| Document passage |
--- --- ---

[pcre-dev] [Bug 1437] Using PCRE-8.34 on x86-64 Linux with …

Página Principal
Apagar esta mensagem
Autor: Shlomi Fish
Data:  
Para: pcre-dev
Assunto: [pcre-dev] [Bug 1437] Using PCRE-8.34 on x86-64 Linux with --enable-jit and --enable-utf , grep -iP '^S' gets stuck on a binary file consuming a lot of CPU for many seconds
------- You are receiving this mail because: -------
You are on the CC list for the bug.

http://bugs.exim.org/show_bug.cgi?id=1437




--- Comment #2 from Shlomi Fish <shlomif@???> 2014-01-23 07:46:07 ---
> --- Comment #1 from Zoltan Herczeg <hzmester@???> 2014-01-23
> 00:11:06 ---
> Thanks for the bug report. I tried your pattern and input on the
> latest trunk, and matched /^S/ 100000 times to your input. The JIT runtime
> was 0.16 sec, the interpreter was 1.14 sec.


OK.

--- --- ---

| Extracted entries |
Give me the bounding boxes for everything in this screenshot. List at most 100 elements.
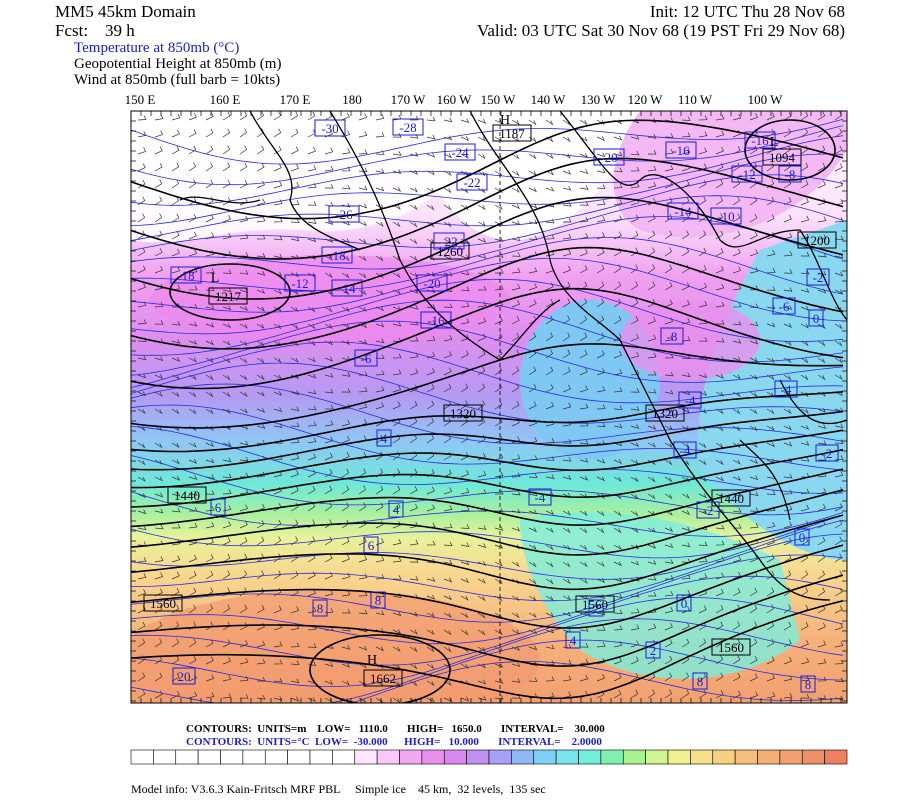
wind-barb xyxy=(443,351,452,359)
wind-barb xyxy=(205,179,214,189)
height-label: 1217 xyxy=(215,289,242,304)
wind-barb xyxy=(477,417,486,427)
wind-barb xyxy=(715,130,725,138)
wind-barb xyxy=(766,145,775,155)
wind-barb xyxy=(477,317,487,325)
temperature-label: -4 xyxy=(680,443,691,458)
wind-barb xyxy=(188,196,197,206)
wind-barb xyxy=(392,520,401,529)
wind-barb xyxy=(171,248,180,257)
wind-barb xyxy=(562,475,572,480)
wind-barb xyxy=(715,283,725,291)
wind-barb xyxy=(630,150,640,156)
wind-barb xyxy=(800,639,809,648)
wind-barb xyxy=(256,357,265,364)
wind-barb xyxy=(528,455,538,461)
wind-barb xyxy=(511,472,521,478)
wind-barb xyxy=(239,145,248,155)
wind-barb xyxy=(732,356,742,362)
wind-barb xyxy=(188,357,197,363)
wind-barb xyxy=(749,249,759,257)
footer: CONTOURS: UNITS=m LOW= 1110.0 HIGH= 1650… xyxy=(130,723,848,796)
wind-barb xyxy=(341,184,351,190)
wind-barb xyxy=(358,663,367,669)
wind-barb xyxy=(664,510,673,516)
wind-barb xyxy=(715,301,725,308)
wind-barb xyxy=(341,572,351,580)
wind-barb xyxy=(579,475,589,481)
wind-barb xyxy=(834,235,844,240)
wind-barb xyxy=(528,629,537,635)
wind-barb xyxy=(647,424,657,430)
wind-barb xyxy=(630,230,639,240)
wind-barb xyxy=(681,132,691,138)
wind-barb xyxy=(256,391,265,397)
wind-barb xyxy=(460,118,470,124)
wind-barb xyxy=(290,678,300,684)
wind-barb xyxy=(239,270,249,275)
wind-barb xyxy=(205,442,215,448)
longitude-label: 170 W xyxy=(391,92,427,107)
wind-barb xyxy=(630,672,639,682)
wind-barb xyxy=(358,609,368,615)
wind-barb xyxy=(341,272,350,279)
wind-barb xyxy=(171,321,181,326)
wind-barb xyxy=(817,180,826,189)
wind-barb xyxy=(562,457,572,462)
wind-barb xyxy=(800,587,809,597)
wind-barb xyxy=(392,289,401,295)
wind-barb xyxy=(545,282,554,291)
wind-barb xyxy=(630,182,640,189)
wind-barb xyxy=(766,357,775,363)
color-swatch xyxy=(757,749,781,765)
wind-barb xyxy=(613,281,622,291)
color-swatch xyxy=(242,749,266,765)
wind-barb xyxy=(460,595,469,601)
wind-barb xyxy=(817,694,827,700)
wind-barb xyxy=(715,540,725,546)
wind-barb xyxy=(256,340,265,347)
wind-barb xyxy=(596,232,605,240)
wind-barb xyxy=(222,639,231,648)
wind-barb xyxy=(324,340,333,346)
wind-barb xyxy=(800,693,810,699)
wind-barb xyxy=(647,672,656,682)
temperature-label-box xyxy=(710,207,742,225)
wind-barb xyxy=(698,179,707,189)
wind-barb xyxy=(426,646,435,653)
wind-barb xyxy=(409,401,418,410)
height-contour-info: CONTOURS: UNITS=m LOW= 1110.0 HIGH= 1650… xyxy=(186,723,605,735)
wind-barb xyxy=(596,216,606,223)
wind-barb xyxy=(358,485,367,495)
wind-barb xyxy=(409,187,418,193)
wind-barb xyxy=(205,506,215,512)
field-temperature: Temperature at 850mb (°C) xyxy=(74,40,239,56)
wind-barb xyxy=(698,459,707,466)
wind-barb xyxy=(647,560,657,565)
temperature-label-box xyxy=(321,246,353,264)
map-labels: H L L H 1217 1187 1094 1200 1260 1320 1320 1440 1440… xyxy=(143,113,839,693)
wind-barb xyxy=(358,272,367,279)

--- --- ---

| Exercise instructions |
1) Check each statement against the bug report message and answer yes or no, quoting the words that decide it: (a) The problem was seen with PCRE-8.34 built with --enable-jit and --enable-utf. (b) Zoltan Herczeg found the interpreter faster than the JIT. (c) Zoltan Herczeg matched the pattern 1000 times.
2) From the entries, write out the lines starting with the line containing "wind-barb xyxy=(443,351,452,359)" and going on through the line containing "wind-barb xyxy=(732,356,742,362)".

| Task-by-task solutions |
1)
(a) Yes: "Using PCRE-8.34 on x86-64 Linux with --enable-jit and --enable-utf"
(b) No: "was 0.16 sec, the interpreter was 1.14 sec"
(c) No: "matched /^S/ 100000 times to your input"

2)
wind-barb xyxy=(443,351,452,359)
wind-barb xyxy=(205,179,214,189)
height-label: 1217 xyxy=(215,289,242,304)
wind-barb xyxy=(477,417,486,427)
wind-barb xyxy=(715,130,725,138)
wind-barb xyxy=(766,145,775,155)
wind-barb xyxy=(477,317,487,325)
temperature-label: -4 xyxy=(680,443,691,458)
wind-barb xyxy=(188,196,197,206)
wind-barb xyxy=(392,520,401,529)
wind-barb xyxy=(171,248,180,257)
wind-barb xyxy=(562,475,572,480)
wind-barb xyxy=(715,283,725,291)
wind-barb xyxy=(630,150,640,156)
wind-barb xyxy=(800,639,809,648)
wind-barb xyxy=(256,357,265,364)
wind-barb xyxy=(528,455,538,461)
wind-barb xyxy=(511,472,521,478)
wind-barb xyxy=(239,145,248,155)
wind-barb xyxy=(732,356,742,362)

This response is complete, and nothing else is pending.